[Dataset items]

===============

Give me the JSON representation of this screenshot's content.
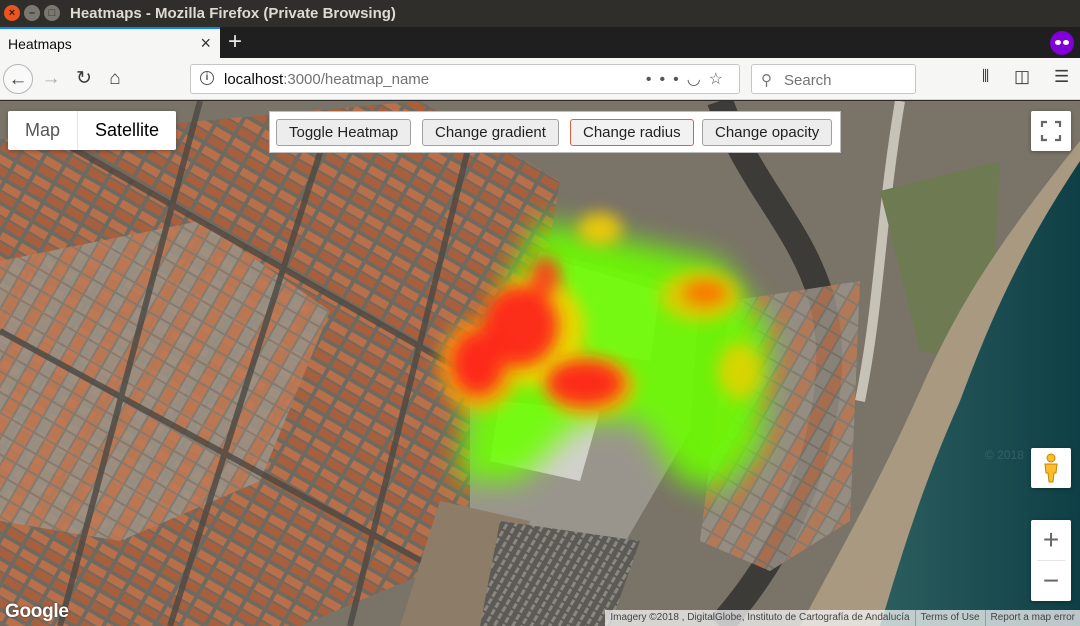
{
  "window": {
    "title": "Heatmaps - Mozilla Firefox (Private Browsing)"
  },
  "tabs": [
    {
      "title": "Heatmaps"
    }
  ],
  "url": {
    "host": "localhost",
    "path": ":3000/heatmap_name"
  },
  "search": {
    "placeholder": "Search"
  },
  "map_type": {
    "options": [
      "Map",
      "Satellite"
    ],
    "selected": "Satellite"
  },
  "panel": {
    "buttons": [
      "Toggle Heatmap",
      "Change gradient",
      "Change radius",
      "Change opacity"
    ],
    "focused": "Change radius"
  },
  "footer": {
    "logo": "Google",
    "imagery": "Imagery ©2018 , DigitalGlobe, Instituto de Cartografía de Andalucía",
    "terms": "Terms of Use",
    "report": "Report a map error",
    "watermark": "© 2018"
  },
  "zoom": {
    "in": "+",
    "out": "−"
  },
  "colors": {
    "heat_low": "#66ff00",
    "heat_mid": "#ffcc00",
    "heat_high": "#ff0000",
    "sea": "#10484f",
    "roof": "#b86c47"
  },
  "icons": [
    "close-icon",
    "minimize-icon",
    "maximize-icon",
    "private-browsing-icon",
    "back-icon",
    "forward-icon",
    "reload-icon",
    "home-icon",
    "info-icon",
    "page-actions-icon",
    "pocket-icon",
    "bookmark-star-icon",
    "search-icon",
    "library-icon",
    "sidebar-icon",
    "menu-icon",
    "fullscreen-icon",
    "pegman-icon"
  ]
}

===============

#### AIM:
Go through the data above and transcribe it in full, omitting any image.

#### EXERCISE RESPONSE:
Give me the JSON representation of this screenshot's content.
{
  "window": {
    "title": "Heatmaps - Mozilla Firefox (Private Browsing)"
  },
  "tabs": [
    {
      "title": "Heatmaps"
    }
  ],
  "url": {
    "host": "localhost",
    "path": ":3000/heatmap_name"
  },
  "search": {
    "placeholder": "Search"
  },
  "map_type": {
    "options": [
      "Map",
      "Satellite"
    ],
    "selected": "Satellite"
  },
  "panel": {
    "buttons": [
      "Toggle Heatmap",
      "Change gradient",
      "Change radius",
      "Change opacity"
    ],
    "focused": "Change radius"
  },
  "footer": {
    "logo": "Google",
    "imagery": "Imagery ©2018 , DigitalGlobe, Instituto de Cartografía de Andalucía",
    "terms": "Terms of Use",
    "report": "Report a map error",
    "watermark": "© 2018"
  },
  "zoom": {
    "in": "+",
    "out": "−"
  },
  "colors": {
    "heat_low": "#66ff00",
    "heat_mid": "#ffcc00",
    "heat_high": "#ff0000",
    "sea": "#10484f",
    "roof": "#b86c47"
  },
  "icons": [
    "close-icon",
    "minimize-icon",
    "maximize-icon",
    "private-browsing-icon",
    "back-icon",
    "forward-icon",
    "reload-icon",
    "home-icon",
    "info-icon",
    "page-actions-icon",
    "pocket-icon",
    "bookmark-star-icon",
    "search-icon",
    "library-icon",
    "sidebar-icon",
    "menu-icon",
    "fullscreen-icon",
    "pegman-icon"
  ]
}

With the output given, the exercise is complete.